▶ [SOURCE TEXT]
----------------
The recent decision of the Full Federal Court of Australia in Thomas v Commissioner of Taxation1 is a timely reminder of two points: tax results are often dictated by the rules of the non-tax world, and even unattractive cases sometimes win. We consider the decision further below.
The transaction in Thomas was relatively simple: the trustee of a discretionary trust passed resolutions which claimed to appoint the net income of the trust (including presumably dividend income) and then separately to appoint the franking credits on the dividends, but in different proportions. The logic behind the resolutions was to try to achieve two goals:
- the human beneficiary did not end up with an average tax rate exceeding 30% (so any excess net income was allocated to a corporate beneficiary, the ‘bucket company’ which by definition could never face a tax rate of more than 30%); and
- the corporate beneficiary was allocated just enough franking credits to eliminate its tax liability (and the balance was allocated to the human beneficiary who would claim a refund, given the small amount of assessable income).
The figures for the 2009 year are a good example of what the trustee’s resolutions were trying to achieve. In that year –
- the individual beneficiary included 10% of the trust’s net income in his assessable income (about A$16,600, ignoring the gross-up), but claimed to be entitled to 95% of the franking credits (over A$1m); and
- the corporate beneficiary included 90% of the trust’s net income in its assessable income (about A$157,000), but claimed to be entitled to only 5% of the franking credits (A$47,000).
At issue was the interpretation of the complex rules in Div 207-B (which had been amended to try to improve their comprehensibility and operation even before these events) are meant to prescribe what happens to a dividend and to the franking credit when franked distributions are received by a trustee. It is a plausible reading of those rules that they prescribe two outcomes:
- they inextricably tie the franking credit to the dividend income (so that the dividends can’t all go to one beneficiary and all the franking credits another); and
- they link the share of the credit to the share of the dividend (so that beneficiaries must share the franking credits in the same proportions as they share in the franked dividends).
More than a decade before these events, the Australian Tax Office ("ATO") had accepted that a trustee could separate franked dividends from other types of trust income (say, interest or rent), but the ATO’s ruling did not extend so far as to allow the separation of franking credits from the dividends which carried them.
----------------
▶ [DATA SHOWN]
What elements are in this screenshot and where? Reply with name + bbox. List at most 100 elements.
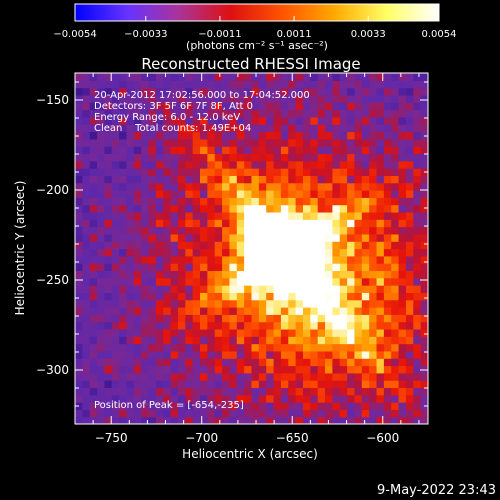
----------------
▶ [GIVEN TASK 1]
According to the article about the Thomas decision, what share of the franking credits did the corporate beneficiary claim for the 2009 year?
▶ [GIVEN TASK 2]
Print the passage of the article about the Thomas decision from "The transaction in" to "of assessable income).".
Rely only on the article about the Thomas decision.

▶ [FULL OUTPUT 1]
The corporate beneficiary claimed only 5% of the franking credits, which was A$47,000.

▶ [FULL OUTPUT 2]
The transaction in Thomas was relatively simple: the trustee of a discretionary trust passed resolutions which claimed to appoint the net income of the trust (including presumably dividend income) and then separately to appoint the franking credits on the dividends, but in different proportions. The logic behind the resolutions was to try to achieve two goals:
- the human beneficiary did not end up with an average tax rate exceeding 30% (so any excess net income was allocated to a corporate beneficiary, the ‘bucket company’ which by definition could never face a tax rate of more than 30%); and
- the corporate beneficiary was allocated just enough franking credits to eliminate its tax liability (and the balance was allocated to the human beneficiary who would claim a refund, given the small amount of assessable income).